EXERCISE AIM » Extract the listing in its entirety, keeping each line identical to the original.

=== TASK MATERIAL ===

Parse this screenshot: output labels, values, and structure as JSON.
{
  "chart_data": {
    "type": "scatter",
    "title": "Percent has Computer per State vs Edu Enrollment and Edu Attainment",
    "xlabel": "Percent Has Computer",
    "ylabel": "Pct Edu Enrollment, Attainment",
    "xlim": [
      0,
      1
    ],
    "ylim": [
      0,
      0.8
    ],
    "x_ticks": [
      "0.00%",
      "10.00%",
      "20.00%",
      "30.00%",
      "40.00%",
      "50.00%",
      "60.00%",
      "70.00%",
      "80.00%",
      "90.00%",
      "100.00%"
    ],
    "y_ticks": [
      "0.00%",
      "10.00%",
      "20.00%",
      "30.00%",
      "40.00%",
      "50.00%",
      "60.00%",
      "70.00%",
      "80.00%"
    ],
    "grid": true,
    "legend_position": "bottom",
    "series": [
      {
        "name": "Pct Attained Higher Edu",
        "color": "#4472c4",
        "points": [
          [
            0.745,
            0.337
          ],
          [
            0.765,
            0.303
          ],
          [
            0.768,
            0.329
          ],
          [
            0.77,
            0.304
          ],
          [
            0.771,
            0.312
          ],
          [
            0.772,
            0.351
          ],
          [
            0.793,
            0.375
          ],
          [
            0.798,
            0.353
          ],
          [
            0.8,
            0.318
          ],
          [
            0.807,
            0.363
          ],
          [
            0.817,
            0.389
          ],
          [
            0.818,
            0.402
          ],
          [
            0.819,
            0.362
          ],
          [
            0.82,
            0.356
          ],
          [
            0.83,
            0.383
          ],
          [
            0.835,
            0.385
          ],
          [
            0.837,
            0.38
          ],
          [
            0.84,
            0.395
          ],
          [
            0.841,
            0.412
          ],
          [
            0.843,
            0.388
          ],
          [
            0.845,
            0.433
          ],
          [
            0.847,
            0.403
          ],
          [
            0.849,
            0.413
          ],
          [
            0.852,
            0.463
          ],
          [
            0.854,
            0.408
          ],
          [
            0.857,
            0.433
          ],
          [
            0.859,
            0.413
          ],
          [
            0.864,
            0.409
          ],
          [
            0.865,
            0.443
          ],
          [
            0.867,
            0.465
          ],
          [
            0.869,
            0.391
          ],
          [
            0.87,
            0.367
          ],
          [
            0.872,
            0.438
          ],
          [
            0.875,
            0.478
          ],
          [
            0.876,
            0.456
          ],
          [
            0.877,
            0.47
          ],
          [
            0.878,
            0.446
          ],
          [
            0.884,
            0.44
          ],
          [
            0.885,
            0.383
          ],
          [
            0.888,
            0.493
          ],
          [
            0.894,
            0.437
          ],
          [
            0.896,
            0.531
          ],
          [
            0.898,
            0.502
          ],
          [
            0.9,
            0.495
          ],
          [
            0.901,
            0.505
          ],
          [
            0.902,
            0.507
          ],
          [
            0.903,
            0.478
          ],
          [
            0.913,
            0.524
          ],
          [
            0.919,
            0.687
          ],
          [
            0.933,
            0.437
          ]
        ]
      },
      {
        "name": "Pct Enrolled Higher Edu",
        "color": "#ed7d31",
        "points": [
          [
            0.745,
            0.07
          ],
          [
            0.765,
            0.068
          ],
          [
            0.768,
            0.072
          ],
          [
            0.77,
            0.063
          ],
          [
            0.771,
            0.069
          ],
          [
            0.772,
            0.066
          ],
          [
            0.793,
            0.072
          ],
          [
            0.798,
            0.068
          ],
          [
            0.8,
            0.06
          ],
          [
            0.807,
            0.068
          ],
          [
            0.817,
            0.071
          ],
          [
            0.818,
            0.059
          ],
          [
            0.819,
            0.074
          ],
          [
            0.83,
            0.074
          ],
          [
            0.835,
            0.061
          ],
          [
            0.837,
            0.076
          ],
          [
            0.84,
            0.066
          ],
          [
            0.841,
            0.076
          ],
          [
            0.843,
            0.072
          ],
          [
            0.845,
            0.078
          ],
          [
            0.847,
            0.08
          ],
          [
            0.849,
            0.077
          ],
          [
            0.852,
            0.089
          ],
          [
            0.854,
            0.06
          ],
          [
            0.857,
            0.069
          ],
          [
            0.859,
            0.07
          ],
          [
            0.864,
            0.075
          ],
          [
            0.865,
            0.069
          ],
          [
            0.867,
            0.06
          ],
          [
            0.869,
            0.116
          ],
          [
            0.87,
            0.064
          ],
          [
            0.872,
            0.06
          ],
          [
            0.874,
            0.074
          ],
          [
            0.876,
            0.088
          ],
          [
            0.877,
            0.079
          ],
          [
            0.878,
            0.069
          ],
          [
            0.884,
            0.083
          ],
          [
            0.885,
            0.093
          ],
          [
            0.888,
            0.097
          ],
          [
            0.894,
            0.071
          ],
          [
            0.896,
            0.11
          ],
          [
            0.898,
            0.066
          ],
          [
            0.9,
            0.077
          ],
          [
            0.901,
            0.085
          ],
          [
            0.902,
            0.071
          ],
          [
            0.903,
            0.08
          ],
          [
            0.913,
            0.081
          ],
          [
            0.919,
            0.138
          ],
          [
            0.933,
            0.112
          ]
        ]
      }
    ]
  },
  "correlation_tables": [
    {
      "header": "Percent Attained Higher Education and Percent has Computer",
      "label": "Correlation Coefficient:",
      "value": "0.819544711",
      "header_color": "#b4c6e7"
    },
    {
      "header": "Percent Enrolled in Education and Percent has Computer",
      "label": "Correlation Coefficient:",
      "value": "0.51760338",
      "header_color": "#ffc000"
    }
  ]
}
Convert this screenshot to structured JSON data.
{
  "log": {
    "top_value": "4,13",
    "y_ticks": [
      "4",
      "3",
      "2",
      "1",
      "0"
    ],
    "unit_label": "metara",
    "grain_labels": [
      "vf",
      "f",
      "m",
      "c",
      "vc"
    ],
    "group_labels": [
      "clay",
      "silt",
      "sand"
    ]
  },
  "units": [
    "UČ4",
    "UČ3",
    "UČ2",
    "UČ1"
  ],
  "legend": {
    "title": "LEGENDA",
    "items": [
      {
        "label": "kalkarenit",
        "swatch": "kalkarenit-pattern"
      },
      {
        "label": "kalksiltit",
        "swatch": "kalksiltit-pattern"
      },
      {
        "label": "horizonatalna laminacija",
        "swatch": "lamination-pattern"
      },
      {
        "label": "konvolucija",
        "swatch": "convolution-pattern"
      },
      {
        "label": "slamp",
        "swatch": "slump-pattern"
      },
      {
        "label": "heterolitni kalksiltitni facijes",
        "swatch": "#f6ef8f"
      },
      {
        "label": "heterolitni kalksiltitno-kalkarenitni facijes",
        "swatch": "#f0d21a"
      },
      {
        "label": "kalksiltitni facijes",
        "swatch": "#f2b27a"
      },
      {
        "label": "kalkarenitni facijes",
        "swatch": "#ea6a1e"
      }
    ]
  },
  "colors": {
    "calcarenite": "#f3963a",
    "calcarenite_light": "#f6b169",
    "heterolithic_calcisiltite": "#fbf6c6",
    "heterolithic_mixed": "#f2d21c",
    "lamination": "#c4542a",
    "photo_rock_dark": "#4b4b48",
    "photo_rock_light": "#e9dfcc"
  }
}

===

TASK SOLUTION »
Parse this screenshot: output labels, values, and structure as JSON.
{
  "chart_data": {
    "type": "scatter",
    "title": "Percent has Computer per State vs Edu Enrollment and Edu Attainment",
    "xlabel": "Percent Has Computer",
    "ylabel": "Pct Edu Enrollment, Attainment",
    "xlim": [
      0,
      1
    ],
    "ylim": [
      0,
      0.8
    ],
    "x_ticks": [
      "0.00%",
      "10.00%",
      "20.00%",
      "30.00%",
      "40.00%",
      "50.00%",
      "60.00%",
      "70.00%",
      "80.00%",
      "90.00%",
      "100.00%"
    ],
    "y_ticks": [
      "0.00%",
      "10.00%",
      "20.00%",
      "30.00%",
      "40.00%",
      "50.00%",
      "60.00%",
      "70.00%",
      "80.00%"
    ],
    "grid": true,
    "legend_position": "bottom",
    "series": [
      {
        "name": "Pct Attained Higher Edu",
        "color": "#4472c4",
        "points": [
          [
            0.745,
            0.337
          ],
          [
            0.765,
            0.303
          ],
          [
            0.768,
            0.329
          ],
          [
            0.77,
            0.304
          ],
          [
            0.771,
            0.312
          ],
          [
            0.772,
            0.351
          ],
          [
            0.793,
            0.375
          ],
          [
            0.798,
            0.353
          ],
          [
            0.8,
            0.318
          ],
          [
            0.807,
            0.363
          ],
          [
            0.817,
            0.389
          ],
          [
            0.818,
            0.402
          ],
          [
            0.819,
            0.362
          ],
          [
            0.82,
            0.356
          ],
          [
            0.83,
            0.383
          ],
          [
            0.835,
            0.385
          ],
          [
            0.837,
            0.38
          ],
          [
            0.84,
            0.395
          ],
          [
            0.841,
            0.412
          ],
          [
            0.843,
            0.388
          ],
          [
            0.845,
            0.433
          ],
          [
            0.847,
            0.403
          ],
          [
            0.849,
            0.413
          ],
          [
            0.852,
            0.463
          ],
          [
            0.854,
            0.408
          ],
          [
            0.857,
            0.433
          ],
          [
            0.859,
            0.413
          ],
          [
            0.864,
            0.409
          ],
          [
            0.865,
            0.443
          ],
          [
            0.867,
            0.465
          ],
          [
            0.869,
            0.391
          ],
          [
            0.87,
            0.367
          ],
          [
            0.872,
            0.438
          ],
          [
            0.875,
            0.478
          ],
          [
            0.876,
            0.456
          ],
          [
            0.877,
            0.47
          ],
          [
            0.878,
            0.446
          ],
          [
            0.884,
            0.44
          ],
          [
            0.885,
            0.383
          ],
          [
            0.888,
            0.493
          ],
          [
            0.894,
            0.437
          ],
          [
            0.896,
            0.531
          ],
          [
            0.898,
            0.502
          ],
          [
            0.9,
            0.495
          ],
          [
            0.901,
            0.505
          ],
          [
            0.902,
            0.507
          ],
          [
            0.903,
            0.478
          ],
          [
            0.913,
            0.524
          ],
          [
            0.919,
            0.687
          ],
          [
            0.933,
            0.437
          ]
        ]
      },
      {
        "name": "Pct Enrolled Higher Edu",
        "color": "#ed7d31",
        "points": [
          [
            0.745,
            0.07
          ],
          [
            0.765,
            0.068
          ],
          [
            0.768,
            0.072
          ],
          [
            0.77,
            0.063
          ],
          [
            0.771,
            0.069
          ],
          [
            0.772,
            0.066
          ],
          [
            0.793,
            0.072
          ],
          [
            0.798,
            0.068
          ],
          [
            0.8,
            0.06
          ],
          [
            0.807,
            0.068
          ],
          [
            0.817,
            0.071
          ],
          [
            0.818,
            0.059
          ],
          [
            0.819,
            0.074
          ],
          [
            0.83,
            0.074
          ],
          [
            0.835,
            0.061
          ],
          [
            0.837,
            0.076
          ],
          [
            0.84,
            0.066
          ],
          [
            0.841,
            0.076
          ],
          [
            0.843,
            0.072
          ],
          [
            0.845,
            0.078
          ],
          [
            0.847,
            0.08
          ],
          [
            0.849,
            0.077
          ],
          [
            0.852,
            0.089
          ],
          [
            0.854,
            0.06
          ],
          [
            0.857,
            0.069
          ],
          [
            0.859,
            0.07
          ],
          [
            0.864,
            0.075
          ],
          [
            0.865,
            0.069
          ],
          [
            0.867,
            0.06
          ],
          [
            0.869,
            0.116
          ],
          [
            0.87,
            0.064
          ],
          [
            0.872,
            0.06
          ],
          [
            0.874,
            0.074
          ],
          [
            0.876,
            0.088
          ],
          [
            0.877,
            0.079
          ],
          [
            0.878,
            0.069
          ],
          [
            0.884,
            0.083
          ],
          [
            0.885,
            0.093
          ],
          [
            0.888,
            0.097
          ],
          [
            0.894,
            0.071
          ],
          [
            0.896,
            0.11
          ],
          [
            0.898,
            0.066
          ],
          [
            0.9,
            0.077
          ],
          [
            0.901,
            0.085
          ],
          [
            0.902,
            0.071
          ],
          [
            0.903,
            0.08
          ],
          [
            0.913,
            0.081
          ],
          [
            0.919,
            0.138
          ],
          [
            0.933,
            0.112
          ]
        ]
      }
    ]
  },
  "correlation_tables": [
    {
      "header": "Percent Attained Higher Education and Percent has Computer",
      "label": "Correlation Coefficient:",
      "value": "0.819544711",
      "header_color": "#b4c6e7"
    },
    {
      "header": "Percent Enrolled in Education and Percent has Computer",
      "label": "Correlation Coefficient:",
      "value": "0.51760338",
      "header_color": "#ffc000"
    }
  ]
}
Convert this screenshot to structured JSON data.
{
  "log": {
    "top_value": "4,13",
    "y_ticks": [
      "4",
      "3",
      "2",
      "1",
      "0"
    ],
    "unit_label": "metara",
    "grain_labels": [
      "vf",
      "f",
      "m",
      "c",
      "vc"
    ],
    "group_labels": [
      "clay",
      "silt",
      "sand"
    ]
  },
  "units": [
    "UČ4",
    "UČ3",
    "UČ2",
    "UČ1"
  ],
  "legend": {
    "title": "LEGENDA",
    "items": [
      {
        "label": "kalkarenit",
        "swatch": "kalkarenit-pattern"
      },
      {
        "label": "kalksiltit",
        "swatch": "kalksiltit-pattern"
      },
      {
        "label": "horizonatalna laminacija",
        "swatch": "lamination-pattern"
      },
      {
        "label": "konvolucija",
        "swatch": "convolution-pattern"
      },
      {
        "label": "slamp",
        "swatch": "slump-pattern"
      },
      {
        "label": "heterolitni kalksiltitni facijes",
        "swatch": "#f6ef8f"
      },
      {
        "label": "heterolitni kalksiltitno-kalkarenitni facijes",
        "swatch": "#f0d21a"
      },
      {
        "label": "kalksiltitni facijes",
        "swatch": "#f2b27a"
      },
      {
        "label": "kalkarenitni facijes",
        "swatch": "#ea6a1e"
      }
    ]
  },
  "colors": {
    "calcarenite": "#f3963a",
    "calcarenite_light": "#f6b169",
    "heterolithic_calcisiltite": "#fbf6c6",
    "heterolithic_mixed": "#f2d21c",
    "lamination": "#c4542a",
    "photo_rock_dark": "#4b4b48",
    "photo_rock_light": "#e9dfcc"
  }
}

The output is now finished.